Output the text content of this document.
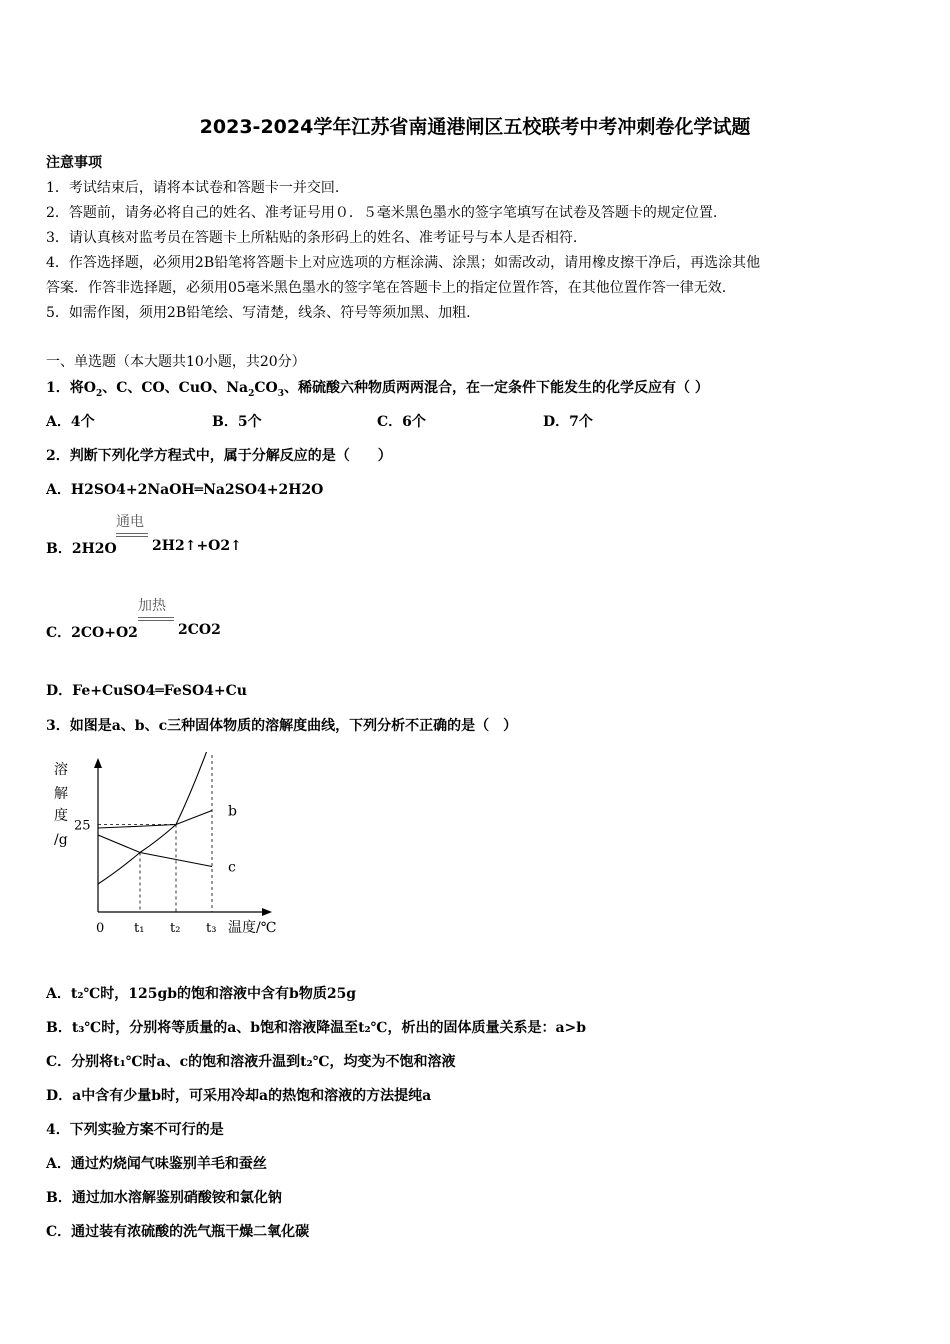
2023-2024学年江苏省南通港闸区五校联考中考冲刺卷化学试题
注意事项
1．考试结束后，请将本试卷和答题卡一并交回.
2．答题前，请务必将自己的姓名、准考证号用０．５毫米黑色墨水的签字笔填写在试卷及答题卡的规定位置.
3．请认真核对监考员在答题卡上所粘贴的条形码上的姓名、准考证号与本人是否相符.
4．作答选择题，必须用2B铅笔将答题卡上对应选项的方框涂满、涂黑；如需改动，请用橡皮擦干净后，再选涂其他
答案．作答非选择题，必须用05毫米黑色墨水的签字笔在答题卡上的指定位置作答，在其他位置作答一律无效.
5．如需作图，须用2B铅笔绘、写清楚，线条、符号等须加黑、加粗.
一、单选题（本大题共10小题，共20分）
1．将$O_2$、C、CO、CuO、$Na_2CO_3$、稀硫酸六种物质两两混合，在一定条件下能发生的化学反应有（ ）
A．4个	B．5个	C．6个	D．7个
2．判断下列化学方程式中，属于分解反应的是（　　）
A．H2SO4+2NaOH═Na2SO4+2H2O
通电
B．2H2O	2H2↑+O2↑
加热
C．2CO+O2	2CO2
D．Fe+CuSO4═FeSO4+Cu
3．如图是a、b、c三种固体物质的溶解度曲线，下列分析不正确的是（　）
b
c
溶
解
度
/g
25
0 t₁ t₂ t₃ 温度/℃
A．t₂℃时，125gb的饱和溶液中含有b物质25g
B．t₃℃时，分别将等质量的a、b饱和溶液降温至t₂℃，析出的固体质量关系是：a>b
C．分别将t₁℃时a、c的饱和溶液升温到t₂℃，均变为不饱和溶液
D．a中含有少量b时，可采用冷却a的热饱和溶液的方法提纯a
4．下列实验方案不可行的是
A．通过灼烧闻气味鉴别羊毛和蚕丝
B．通过加水溶解鉴别硝酸铵和氯化钠
C．通过装有浓硫酸的洗气瓶干燥二氧化碳
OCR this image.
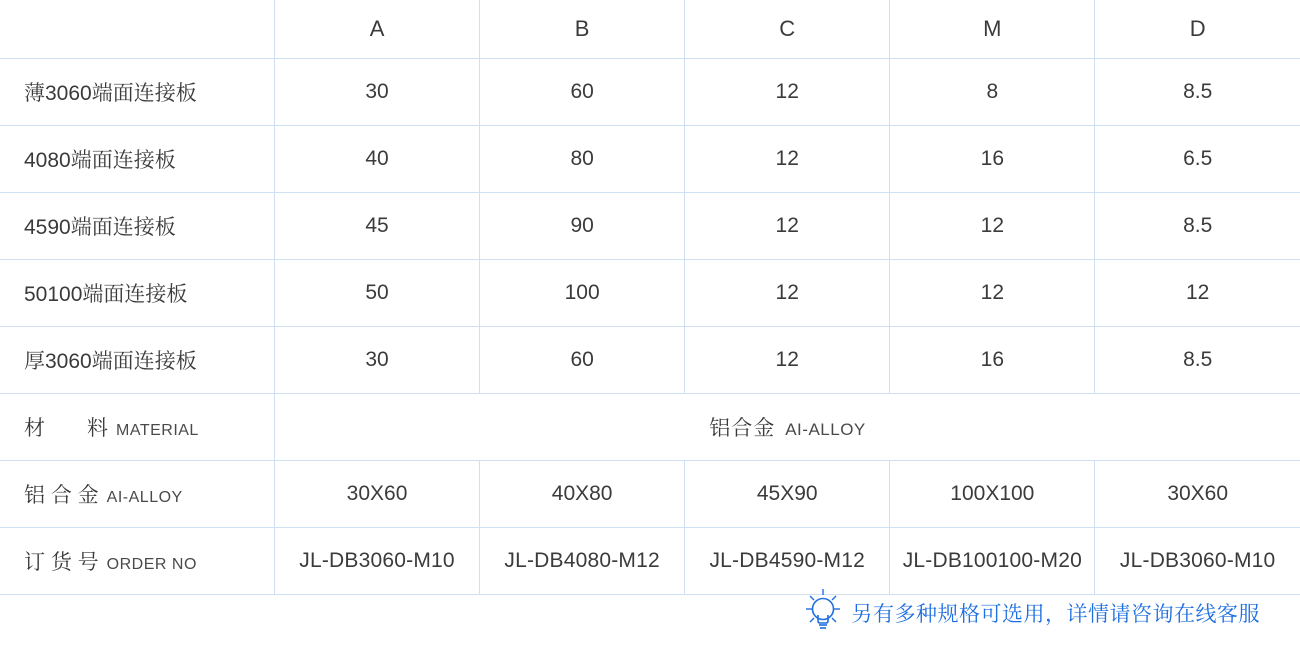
	A	B	C	M	D
薄3060端面连接板	30	60	12	8	8.5
4080端面连接板	40	80	12	16	6.5
4590端面连接板	45	90	12	12	8.5
50100端面连接板	50	100	12	12	12
厚3060端面连接板	30	60	12	16	8.5
材　　料 MATERIAL	铝合金 AI-ALLOY				
铝 合 金 AI-ALLOY	30X60	40X80	45X90	100X100	30X60
订 货 号 ORDER NO	JL-DB3060-M10	JL-DB4080-M12	JL-DB4590-M12	JL-DB100100-M20	JL-DB3060-M10
另有多种规格可选用，详情请咨询在线客服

○ ○ ○ ○ ○

◆ EXERCISE GOAL
Out of the records, collect only those lines that contain the string "ALLOY".

◆ RESULT OF THE TASK
材　　料 MATERIAL	铝合金 AI-ALLOY				
铝 合 金 AI-ALLOY	30X60	40X80	45X90	100X100	30X60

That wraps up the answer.